┌──

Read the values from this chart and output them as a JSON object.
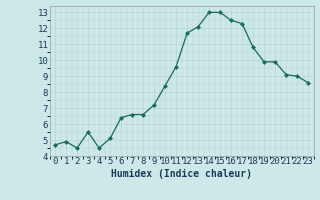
{
  "x": [
    0,
    1,
    2,
    3,
    4,
    5,
    6,
    7,
    8,
    9,
    10,
    11,
    12,
    13,
    14,
    15,
    16,
    17,
    18,
    19,
    20,
    21,
    22,
    23
  ],
  "y": [
    4.7,
    4.9,
    4.5,
    5.5,
    4.5,
    5.1,
    6.4,
    6.6,
    6.6,
    7.2,
    8.4,
    9.6,
    11.7,
    12.1,
    13.0,
    13.0,
    12.5,
    12.3,
    10.8,
    9.9,
    9.9,
    9.1,
    9.0,
    8.6
  ],
  "line_color": "#1a6b5a",
  "marker_color": "#1a6b5a",
  "bg_color": "#cce8e8",
  "grid_color": "#b8d4d4",
  "xlabel": "Humidex (Indice chaleur)",
  "xlim": [
    -0.5,
    23.5
  ],
  "ylim": [
    4,
    13.4
  ],
  "xticks": [
    0,
    1,
    2,
    3,
    4,
    5,
    6,
    7,
    8,
    9,
    10,
    11,
    12,
    13,
    14,
    15,
    16,
    17,
    18,
    19,
    20,
    21,
    22,
    23
  ],
  "yticks": [
    4,
    5,
    6,
    7,
    8,
    9,
    10,
    11,
    12,
    13
  ],
  "label_fontsize": 7,
  "tick_fontsize": 6.5
}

└──

Written task –
Please write out all of the material above without changing a word, and omit any pictures.

Worked answer –
Read the values from this chart and output them as a JSON object.
{
  "x": [
    0,
    1,
    2,
    3,
    4,
    5,
    6,
    7,
    8,
    9,
    10,
    11,
    12,
    13,
    14,
    15,
    16,
    17,
    18,
    19,
    20,
    21,
    22,
    23
  ],
  "y": [
    4.7,
    4.9,
    4.5,
    5.5,
    4.5,
    5.1,
    6.4,
    6.6,
    6.6,
    7.2,
    8.4,
    9.6,
    11.7,
    12.1,
    13.0,
    13.0,
    12.5,
    12.3,
    10.8,
    9.9,
    9.9,
    9.1,
    9.0,
    8.6
  ],
  "line_color": "#1a6b5a",
  "marker_color": "#1a6b5a",
  "bg_color": "#cce8e8",
  "grid_color": "#b8d4d4",
  "xlabel": "Humidex (Indice chaleur)",
  "xlim": [
    -0.5,
    23.5
  ],
  "ylim": [
    4,
    13.4
  ],
  "xticks": [
    0,
    1,
    2,
    3,
    4,
    5,
    6,
    7,
    8,
    9,
    10,
    11,
    12,
    13,
    14,
    15,
    16,
    17,
    18,
    19,
    20,
    21,
    22,
    23
  ],
  "yticks": [
    4,
    5,
    6,
    7,
    8,
    9,
    10,
    11,
    12,
    13
  ],
  "label_fontsize": 7,
  "tick_fontsize": 6.5
}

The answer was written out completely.